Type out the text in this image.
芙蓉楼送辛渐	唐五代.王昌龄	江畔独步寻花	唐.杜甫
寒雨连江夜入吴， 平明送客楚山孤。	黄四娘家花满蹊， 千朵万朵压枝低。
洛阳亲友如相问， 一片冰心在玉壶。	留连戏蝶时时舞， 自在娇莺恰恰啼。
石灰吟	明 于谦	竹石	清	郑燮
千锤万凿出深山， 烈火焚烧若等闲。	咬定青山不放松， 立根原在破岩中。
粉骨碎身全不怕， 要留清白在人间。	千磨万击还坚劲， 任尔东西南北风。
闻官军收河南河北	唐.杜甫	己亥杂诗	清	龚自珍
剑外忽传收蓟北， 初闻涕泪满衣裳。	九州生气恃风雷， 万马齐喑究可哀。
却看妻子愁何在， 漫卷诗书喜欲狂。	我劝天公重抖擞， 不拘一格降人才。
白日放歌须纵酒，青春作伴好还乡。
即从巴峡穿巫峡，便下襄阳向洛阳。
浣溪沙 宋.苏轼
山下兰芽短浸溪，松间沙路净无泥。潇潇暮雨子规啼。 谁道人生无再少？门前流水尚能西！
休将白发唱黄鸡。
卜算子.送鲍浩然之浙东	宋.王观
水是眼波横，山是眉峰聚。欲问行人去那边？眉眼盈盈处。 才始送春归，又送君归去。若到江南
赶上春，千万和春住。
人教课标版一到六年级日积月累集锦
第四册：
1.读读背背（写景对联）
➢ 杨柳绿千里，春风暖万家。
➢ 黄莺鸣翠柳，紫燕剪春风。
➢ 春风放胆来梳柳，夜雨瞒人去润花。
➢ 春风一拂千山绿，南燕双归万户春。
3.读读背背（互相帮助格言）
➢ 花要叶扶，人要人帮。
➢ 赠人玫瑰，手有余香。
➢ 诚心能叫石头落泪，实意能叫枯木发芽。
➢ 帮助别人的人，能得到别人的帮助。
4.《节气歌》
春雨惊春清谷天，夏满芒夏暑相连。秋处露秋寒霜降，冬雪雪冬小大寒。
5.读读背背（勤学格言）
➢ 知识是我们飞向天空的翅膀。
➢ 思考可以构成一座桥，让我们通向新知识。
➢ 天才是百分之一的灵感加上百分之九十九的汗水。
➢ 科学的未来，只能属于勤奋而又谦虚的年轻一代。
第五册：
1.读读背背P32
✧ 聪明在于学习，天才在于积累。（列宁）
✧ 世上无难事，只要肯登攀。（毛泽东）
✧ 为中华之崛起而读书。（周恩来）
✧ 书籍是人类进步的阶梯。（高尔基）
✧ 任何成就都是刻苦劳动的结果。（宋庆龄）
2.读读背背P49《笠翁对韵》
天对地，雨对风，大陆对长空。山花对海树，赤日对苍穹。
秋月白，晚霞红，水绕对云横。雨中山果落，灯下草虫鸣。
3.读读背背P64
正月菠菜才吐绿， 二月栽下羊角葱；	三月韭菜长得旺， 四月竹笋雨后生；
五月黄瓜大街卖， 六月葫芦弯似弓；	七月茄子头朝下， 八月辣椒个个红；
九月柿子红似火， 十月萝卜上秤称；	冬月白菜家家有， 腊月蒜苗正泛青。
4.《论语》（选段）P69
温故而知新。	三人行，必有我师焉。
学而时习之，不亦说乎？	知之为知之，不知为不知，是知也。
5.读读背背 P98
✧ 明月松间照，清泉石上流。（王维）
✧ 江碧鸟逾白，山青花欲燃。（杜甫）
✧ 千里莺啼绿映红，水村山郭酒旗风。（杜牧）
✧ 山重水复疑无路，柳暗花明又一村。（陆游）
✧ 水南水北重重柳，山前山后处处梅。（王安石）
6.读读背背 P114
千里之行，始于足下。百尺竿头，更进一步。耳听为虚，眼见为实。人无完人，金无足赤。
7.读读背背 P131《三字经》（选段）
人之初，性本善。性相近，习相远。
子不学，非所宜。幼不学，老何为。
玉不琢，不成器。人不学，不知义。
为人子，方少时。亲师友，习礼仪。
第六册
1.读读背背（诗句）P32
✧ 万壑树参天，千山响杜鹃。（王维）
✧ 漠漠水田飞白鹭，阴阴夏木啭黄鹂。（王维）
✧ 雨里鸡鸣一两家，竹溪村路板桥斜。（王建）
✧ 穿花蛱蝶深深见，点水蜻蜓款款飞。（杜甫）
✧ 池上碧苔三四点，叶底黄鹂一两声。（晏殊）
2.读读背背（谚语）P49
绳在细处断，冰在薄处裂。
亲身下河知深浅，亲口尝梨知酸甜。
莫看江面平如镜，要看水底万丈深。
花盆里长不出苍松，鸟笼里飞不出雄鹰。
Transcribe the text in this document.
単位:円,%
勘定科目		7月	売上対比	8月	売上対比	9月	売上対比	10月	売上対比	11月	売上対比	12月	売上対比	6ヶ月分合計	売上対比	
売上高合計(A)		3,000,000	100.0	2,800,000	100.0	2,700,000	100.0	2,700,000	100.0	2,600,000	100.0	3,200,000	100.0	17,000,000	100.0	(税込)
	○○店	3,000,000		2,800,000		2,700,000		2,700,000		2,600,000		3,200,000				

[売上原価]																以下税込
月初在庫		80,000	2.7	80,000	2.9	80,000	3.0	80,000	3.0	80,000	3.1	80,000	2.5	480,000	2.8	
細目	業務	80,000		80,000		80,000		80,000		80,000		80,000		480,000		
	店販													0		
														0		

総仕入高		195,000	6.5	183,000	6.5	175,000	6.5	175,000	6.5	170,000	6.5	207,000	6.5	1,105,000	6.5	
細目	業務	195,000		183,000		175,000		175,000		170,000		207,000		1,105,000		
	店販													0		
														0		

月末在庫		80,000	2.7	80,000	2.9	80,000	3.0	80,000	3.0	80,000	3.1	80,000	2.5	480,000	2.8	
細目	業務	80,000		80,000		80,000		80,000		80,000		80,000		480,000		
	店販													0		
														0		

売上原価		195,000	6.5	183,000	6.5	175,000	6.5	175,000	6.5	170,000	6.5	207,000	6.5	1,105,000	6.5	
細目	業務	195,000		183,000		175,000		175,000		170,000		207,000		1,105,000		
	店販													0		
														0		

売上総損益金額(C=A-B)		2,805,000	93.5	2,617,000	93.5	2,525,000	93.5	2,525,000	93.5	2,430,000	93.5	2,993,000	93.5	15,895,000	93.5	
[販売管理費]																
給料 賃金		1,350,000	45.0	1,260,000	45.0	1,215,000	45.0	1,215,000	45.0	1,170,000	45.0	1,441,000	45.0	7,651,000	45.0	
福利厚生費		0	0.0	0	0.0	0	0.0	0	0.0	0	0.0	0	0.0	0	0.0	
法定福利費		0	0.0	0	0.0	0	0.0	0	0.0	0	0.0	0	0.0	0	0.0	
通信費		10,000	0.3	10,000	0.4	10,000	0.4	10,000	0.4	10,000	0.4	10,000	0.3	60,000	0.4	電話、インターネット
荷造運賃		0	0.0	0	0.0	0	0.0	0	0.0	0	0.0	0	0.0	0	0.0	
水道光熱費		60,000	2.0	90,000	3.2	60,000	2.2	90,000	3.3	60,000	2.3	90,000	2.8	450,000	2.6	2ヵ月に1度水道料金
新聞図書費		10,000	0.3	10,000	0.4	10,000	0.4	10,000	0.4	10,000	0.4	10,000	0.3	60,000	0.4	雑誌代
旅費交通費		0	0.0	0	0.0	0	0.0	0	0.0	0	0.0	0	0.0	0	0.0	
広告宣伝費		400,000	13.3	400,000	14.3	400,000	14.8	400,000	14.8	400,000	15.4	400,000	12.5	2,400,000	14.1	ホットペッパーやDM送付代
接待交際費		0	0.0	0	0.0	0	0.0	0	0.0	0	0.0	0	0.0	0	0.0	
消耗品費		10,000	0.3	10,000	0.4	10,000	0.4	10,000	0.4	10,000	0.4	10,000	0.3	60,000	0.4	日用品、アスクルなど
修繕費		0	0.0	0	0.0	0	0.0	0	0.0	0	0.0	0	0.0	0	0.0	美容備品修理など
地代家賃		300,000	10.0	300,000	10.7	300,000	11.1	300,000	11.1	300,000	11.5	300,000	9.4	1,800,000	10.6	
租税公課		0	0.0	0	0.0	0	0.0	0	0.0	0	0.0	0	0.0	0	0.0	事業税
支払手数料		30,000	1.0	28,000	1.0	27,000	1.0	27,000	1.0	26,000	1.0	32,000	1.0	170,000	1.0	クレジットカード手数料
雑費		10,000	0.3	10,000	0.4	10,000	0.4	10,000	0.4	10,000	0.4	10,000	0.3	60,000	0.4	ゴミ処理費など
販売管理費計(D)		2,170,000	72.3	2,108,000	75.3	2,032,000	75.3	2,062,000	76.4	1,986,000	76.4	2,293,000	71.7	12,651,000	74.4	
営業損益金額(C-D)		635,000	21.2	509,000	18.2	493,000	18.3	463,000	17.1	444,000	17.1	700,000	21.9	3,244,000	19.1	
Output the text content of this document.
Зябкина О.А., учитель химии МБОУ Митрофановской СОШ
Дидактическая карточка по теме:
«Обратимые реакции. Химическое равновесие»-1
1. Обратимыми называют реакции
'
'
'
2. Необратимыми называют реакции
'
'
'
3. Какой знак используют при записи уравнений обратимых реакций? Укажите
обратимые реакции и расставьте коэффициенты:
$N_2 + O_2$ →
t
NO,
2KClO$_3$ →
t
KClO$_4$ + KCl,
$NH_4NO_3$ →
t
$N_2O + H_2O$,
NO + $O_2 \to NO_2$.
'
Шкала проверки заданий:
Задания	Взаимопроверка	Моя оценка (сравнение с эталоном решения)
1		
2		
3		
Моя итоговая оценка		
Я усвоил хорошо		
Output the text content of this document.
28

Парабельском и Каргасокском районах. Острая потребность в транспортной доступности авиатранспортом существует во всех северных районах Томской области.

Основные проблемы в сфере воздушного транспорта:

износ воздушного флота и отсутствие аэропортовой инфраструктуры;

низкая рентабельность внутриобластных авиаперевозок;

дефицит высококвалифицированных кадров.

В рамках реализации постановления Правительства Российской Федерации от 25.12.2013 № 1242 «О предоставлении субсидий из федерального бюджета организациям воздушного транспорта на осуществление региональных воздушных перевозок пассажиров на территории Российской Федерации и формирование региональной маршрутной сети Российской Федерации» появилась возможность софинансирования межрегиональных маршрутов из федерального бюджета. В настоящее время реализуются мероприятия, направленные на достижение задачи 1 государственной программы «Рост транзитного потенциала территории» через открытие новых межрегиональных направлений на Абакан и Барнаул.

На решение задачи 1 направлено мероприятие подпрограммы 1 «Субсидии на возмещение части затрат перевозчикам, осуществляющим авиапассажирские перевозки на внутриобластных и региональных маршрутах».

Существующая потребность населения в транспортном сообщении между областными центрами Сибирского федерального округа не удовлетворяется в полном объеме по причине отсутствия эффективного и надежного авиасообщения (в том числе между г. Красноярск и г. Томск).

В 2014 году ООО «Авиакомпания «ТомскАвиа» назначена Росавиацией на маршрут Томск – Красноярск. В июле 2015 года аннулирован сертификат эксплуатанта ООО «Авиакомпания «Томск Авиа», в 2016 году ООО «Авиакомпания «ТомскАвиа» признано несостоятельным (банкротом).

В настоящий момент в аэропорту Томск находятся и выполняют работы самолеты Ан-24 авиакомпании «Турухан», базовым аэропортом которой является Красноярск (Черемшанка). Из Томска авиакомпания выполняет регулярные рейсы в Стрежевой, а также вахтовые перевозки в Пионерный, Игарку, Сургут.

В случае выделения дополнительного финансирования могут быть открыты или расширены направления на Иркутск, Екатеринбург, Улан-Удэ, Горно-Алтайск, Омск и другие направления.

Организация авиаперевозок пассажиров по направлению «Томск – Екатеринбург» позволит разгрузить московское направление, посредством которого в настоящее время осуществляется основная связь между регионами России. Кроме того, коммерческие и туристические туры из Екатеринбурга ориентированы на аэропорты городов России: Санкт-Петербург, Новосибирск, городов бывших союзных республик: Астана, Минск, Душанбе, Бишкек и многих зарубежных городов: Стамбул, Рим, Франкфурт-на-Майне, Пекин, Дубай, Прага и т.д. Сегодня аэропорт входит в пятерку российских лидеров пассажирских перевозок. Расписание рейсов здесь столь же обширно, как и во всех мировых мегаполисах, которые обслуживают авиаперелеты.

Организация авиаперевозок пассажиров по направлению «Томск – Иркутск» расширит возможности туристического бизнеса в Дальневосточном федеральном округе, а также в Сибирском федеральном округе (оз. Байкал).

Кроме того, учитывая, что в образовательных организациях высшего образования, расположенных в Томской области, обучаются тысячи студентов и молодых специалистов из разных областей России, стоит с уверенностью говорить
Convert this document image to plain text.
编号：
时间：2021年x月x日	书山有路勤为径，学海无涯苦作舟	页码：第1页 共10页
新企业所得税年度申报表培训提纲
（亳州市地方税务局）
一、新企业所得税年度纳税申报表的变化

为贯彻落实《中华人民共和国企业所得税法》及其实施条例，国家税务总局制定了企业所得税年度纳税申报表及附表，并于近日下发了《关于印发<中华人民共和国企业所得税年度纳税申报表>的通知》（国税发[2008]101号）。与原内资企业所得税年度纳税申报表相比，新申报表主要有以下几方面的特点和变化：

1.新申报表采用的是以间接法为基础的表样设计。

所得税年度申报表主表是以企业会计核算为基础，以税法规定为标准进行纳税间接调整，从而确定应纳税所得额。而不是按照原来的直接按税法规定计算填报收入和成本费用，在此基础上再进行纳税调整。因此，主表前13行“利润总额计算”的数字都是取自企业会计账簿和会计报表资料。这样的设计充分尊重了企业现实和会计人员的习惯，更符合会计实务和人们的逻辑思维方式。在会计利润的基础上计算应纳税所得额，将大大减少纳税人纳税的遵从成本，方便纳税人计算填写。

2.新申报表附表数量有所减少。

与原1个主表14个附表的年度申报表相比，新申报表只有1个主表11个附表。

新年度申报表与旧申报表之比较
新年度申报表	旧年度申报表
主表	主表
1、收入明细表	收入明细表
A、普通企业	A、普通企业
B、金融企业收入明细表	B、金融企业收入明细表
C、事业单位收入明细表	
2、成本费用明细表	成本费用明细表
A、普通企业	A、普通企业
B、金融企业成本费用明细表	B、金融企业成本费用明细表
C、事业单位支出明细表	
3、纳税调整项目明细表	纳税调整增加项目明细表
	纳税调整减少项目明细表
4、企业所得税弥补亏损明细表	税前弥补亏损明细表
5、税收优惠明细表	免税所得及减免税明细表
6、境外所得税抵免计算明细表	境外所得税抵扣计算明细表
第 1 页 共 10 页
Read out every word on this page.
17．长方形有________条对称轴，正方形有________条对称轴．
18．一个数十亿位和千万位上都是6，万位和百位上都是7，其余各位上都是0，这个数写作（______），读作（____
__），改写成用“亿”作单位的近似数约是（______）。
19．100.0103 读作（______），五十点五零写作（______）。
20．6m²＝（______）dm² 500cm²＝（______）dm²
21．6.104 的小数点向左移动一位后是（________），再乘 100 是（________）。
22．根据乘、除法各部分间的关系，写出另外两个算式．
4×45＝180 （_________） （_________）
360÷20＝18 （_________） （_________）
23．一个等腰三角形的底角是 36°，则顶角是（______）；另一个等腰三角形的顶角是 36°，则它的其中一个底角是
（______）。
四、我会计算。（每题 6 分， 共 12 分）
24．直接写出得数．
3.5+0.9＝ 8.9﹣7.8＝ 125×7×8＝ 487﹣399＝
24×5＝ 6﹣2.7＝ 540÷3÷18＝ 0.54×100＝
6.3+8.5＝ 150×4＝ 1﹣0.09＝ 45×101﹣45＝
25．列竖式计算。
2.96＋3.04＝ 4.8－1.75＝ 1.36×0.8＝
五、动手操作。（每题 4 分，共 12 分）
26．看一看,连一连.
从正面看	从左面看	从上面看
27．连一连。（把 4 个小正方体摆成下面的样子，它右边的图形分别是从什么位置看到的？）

* Problem to work on *
Scan the material above and determine how many lines include the word "области"; report only the number.

* Output of the exercise *
2